-- Exercise instructions --
Each line with the string "whence" is to be copied from the records below.

-- Working data --
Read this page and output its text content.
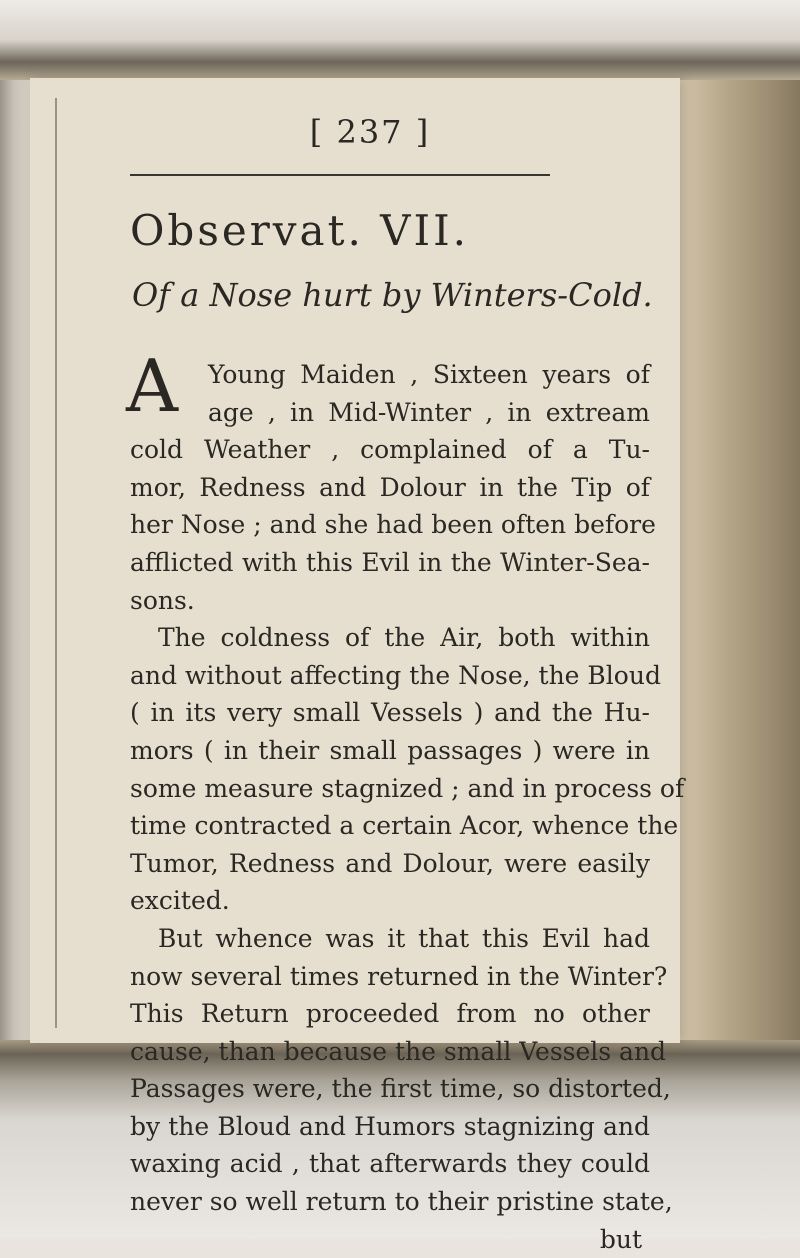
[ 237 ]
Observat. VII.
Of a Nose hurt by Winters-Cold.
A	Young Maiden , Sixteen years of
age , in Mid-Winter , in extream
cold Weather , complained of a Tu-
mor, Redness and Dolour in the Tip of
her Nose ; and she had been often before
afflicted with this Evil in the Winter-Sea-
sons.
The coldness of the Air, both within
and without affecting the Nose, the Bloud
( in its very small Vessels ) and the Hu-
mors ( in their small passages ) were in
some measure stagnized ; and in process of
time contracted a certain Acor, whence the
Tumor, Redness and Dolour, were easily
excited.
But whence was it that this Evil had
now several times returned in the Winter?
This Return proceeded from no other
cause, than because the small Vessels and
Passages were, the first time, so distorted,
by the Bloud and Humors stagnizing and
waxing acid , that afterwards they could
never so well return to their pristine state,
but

-- Result of this exercise --
time contracted a certain Acor, whence the
But whence was it that this Evil had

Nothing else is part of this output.